#### Task details:
Your answer must be a single number: the count of lines in the records below that include the string "UPTD".

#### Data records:
****

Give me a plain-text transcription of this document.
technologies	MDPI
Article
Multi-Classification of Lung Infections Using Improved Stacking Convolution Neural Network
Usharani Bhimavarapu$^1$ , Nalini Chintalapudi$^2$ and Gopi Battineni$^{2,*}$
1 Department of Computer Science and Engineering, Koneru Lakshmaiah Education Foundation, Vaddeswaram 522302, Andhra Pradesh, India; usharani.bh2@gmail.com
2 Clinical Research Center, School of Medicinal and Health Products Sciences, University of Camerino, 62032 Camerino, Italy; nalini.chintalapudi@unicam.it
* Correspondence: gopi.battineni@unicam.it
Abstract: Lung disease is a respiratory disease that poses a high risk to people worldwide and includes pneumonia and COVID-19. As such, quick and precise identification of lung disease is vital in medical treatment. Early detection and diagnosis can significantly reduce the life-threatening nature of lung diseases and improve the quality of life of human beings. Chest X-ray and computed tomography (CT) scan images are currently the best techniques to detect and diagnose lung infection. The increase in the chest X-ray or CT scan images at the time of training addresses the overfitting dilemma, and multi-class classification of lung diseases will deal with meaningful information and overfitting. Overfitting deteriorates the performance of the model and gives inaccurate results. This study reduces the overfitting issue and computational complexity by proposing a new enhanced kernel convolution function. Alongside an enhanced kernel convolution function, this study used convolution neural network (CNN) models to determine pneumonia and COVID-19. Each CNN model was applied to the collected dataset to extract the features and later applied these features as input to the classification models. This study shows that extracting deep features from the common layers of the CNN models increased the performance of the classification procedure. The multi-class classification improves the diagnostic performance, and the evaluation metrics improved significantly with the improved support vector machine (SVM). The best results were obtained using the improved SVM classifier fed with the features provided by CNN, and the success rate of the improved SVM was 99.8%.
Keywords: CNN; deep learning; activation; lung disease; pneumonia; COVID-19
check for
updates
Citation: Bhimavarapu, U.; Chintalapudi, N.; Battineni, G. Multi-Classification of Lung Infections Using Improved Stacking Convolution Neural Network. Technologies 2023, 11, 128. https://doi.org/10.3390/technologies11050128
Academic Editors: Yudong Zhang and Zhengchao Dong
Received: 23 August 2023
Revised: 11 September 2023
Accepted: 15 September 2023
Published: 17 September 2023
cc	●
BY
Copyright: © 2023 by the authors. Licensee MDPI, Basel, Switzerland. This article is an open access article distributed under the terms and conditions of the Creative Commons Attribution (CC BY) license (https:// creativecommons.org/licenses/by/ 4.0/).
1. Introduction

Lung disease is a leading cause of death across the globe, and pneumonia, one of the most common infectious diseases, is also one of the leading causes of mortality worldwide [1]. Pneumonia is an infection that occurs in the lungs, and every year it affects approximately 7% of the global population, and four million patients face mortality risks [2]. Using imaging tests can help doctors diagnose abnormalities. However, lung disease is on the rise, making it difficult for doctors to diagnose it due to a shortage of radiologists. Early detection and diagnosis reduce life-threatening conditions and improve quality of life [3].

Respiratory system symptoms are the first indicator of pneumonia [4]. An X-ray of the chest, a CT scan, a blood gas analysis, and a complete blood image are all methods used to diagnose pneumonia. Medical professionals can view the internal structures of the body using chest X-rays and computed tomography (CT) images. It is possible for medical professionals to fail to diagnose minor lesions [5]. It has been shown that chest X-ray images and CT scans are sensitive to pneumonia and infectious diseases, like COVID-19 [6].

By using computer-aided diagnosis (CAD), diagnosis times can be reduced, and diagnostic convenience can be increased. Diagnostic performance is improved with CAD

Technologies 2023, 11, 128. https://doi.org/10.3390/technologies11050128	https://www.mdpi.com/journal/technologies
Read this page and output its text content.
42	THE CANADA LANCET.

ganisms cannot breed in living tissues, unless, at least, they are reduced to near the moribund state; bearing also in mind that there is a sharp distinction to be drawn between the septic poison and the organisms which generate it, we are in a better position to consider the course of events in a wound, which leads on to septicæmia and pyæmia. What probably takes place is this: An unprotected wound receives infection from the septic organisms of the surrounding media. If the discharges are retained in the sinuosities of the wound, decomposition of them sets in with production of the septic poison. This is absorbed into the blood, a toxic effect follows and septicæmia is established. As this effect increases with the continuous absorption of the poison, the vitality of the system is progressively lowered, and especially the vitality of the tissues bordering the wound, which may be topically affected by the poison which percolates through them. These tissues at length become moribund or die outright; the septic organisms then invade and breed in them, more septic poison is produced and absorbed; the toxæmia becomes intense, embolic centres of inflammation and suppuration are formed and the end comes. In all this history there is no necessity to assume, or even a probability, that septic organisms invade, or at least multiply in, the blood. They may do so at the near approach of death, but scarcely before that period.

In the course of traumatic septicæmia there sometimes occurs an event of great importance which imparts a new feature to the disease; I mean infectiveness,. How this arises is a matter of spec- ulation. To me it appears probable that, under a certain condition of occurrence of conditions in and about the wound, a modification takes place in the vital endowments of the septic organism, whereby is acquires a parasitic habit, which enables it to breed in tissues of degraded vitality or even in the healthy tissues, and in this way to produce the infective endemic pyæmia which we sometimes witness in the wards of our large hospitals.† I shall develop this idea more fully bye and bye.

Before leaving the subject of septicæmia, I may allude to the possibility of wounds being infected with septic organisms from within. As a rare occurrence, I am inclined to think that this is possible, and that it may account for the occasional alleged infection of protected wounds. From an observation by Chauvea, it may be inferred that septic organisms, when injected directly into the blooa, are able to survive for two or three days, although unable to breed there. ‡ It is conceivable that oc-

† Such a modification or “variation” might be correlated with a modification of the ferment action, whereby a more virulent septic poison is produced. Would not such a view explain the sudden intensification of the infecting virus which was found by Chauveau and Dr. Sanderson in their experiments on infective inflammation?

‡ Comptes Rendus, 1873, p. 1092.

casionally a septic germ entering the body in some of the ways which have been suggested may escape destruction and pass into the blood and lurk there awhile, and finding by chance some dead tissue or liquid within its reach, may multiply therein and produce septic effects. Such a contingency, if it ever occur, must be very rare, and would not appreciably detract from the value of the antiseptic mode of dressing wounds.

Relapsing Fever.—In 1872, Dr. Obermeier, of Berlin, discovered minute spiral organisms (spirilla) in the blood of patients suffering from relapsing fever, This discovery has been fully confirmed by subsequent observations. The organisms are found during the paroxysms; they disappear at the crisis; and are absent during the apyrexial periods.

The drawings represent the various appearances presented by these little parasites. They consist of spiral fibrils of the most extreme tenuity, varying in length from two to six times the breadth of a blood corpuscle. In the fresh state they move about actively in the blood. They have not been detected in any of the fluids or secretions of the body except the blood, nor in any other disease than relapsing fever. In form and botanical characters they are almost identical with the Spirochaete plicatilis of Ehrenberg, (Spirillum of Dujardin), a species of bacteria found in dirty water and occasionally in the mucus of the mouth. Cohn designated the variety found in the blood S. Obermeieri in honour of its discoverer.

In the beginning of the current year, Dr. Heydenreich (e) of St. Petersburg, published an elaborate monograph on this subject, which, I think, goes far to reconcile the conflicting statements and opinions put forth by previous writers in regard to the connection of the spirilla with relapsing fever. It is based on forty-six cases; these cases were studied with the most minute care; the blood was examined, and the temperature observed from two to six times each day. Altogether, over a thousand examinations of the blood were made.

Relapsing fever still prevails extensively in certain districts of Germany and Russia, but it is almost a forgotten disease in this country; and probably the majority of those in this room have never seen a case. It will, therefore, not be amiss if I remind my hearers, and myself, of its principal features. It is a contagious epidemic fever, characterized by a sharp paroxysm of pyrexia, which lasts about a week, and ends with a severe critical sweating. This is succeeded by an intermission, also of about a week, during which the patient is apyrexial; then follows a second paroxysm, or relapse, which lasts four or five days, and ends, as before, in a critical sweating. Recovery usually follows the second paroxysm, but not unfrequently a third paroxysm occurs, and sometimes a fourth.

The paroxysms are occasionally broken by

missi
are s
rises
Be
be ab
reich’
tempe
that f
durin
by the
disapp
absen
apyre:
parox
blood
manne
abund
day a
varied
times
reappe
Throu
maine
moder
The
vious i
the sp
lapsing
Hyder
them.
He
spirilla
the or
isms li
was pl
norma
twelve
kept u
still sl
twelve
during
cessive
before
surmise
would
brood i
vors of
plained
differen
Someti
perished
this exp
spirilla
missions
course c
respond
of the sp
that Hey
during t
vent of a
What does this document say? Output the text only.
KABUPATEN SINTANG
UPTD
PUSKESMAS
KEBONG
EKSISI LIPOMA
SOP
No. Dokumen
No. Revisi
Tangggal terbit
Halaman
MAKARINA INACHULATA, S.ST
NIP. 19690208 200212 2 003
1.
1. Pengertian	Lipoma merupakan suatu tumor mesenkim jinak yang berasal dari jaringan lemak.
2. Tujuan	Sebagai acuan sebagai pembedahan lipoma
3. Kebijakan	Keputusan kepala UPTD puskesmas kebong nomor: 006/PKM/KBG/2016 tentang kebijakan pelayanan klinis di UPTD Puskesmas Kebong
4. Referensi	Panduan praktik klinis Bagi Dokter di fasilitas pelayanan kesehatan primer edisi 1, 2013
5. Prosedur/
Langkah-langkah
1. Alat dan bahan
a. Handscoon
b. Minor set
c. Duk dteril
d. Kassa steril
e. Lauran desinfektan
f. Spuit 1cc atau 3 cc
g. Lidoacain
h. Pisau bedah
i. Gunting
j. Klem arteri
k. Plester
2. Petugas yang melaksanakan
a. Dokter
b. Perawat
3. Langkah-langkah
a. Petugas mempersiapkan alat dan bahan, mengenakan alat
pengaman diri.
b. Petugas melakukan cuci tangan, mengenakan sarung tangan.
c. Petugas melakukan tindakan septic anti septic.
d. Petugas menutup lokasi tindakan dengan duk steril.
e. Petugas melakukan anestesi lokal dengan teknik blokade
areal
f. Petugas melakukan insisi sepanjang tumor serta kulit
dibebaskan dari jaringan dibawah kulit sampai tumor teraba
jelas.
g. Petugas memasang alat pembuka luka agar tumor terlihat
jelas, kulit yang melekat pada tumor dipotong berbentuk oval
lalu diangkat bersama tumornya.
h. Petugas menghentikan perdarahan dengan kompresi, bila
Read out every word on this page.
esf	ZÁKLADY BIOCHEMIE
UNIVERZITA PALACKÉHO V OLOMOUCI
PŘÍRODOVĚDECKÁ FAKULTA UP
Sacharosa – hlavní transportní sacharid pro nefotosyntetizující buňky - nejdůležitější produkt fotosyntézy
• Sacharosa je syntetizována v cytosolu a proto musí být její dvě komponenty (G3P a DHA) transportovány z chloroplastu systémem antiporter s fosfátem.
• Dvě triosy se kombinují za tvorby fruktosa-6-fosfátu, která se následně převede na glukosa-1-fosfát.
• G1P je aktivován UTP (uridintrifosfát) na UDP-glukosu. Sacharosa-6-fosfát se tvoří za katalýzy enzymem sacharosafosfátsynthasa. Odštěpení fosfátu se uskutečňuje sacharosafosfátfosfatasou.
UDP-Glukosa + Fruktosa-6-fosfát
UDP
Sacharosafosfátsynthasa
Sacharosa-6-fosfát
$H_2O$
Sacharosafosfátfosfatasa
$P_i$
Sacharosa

****

#### Task response:
2